Identify each line below that contains the word "Abonelikler", and copy it out.

DATASET ENTRIES>
--

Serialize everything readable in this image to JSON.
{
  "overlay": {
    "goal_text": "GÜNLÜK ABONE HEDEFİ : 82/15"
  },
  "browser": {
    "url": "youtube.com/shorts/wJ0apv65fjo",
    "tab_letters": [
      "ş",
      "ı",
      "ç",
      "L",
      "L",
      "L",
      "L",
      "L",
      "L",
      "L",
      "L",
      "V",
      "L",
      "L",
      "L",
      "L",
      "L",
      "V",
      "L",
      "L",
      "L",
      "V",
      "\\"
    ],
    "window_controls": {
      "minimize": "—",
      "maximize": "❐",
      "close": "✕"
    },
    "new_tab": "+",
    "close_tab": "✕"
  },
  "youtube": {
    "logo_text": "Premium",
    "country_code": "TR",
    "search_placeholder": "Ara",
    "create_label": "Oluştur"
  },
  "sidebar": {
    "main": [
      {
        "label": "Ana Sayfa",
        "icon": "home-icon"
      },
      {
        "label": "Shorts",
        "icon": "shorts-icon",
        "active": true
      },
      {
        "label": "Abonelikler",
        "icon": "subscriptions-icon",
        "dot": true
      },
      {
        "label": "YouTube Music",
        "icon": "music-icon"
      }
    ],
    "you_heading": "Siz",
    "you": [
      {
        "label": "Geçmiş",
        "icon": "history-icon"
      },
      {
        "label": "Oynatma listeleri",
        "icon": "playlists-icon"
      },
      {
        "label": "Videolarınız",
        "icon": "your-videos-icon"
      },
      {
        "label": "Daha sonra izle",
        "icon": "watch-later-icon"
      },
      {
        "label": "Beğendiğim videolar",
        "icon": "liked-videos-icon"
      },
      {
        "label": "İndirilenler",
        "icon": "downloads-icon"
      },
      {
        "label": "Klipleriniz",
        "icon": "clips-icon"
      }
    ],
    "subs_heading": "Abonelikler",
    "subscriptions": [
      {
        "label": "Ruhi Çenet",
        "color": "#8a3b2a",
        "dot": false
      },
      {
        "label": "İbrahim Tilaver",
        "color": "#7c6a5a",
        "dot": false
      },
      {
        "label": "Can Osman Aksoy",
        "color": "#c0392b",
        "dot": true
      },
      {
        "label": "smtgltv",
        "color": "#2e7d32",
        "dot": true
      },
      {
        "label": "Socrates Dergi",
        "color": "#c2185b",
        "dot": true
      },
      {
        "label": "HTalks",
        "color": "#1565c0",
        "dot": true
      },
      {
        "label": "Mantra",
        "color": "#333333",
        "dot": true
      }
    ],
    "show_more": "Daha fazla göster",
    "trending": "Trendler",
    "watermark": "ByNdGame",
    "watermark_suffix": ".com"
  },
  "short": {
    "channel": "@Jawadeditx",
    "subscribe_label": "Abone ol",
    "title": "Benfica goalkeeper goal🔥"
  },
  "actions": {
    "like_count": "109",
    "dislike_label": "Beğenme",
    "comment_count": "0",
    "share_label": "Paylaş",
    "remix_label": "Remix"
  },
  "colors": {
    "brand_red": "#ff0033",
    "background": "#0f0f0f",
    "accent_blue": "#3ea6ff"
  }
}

--

RESPONSE TO THE EXERCISE>
        "label": "Abonelikler",
    "subs_heading": "Abonelikler",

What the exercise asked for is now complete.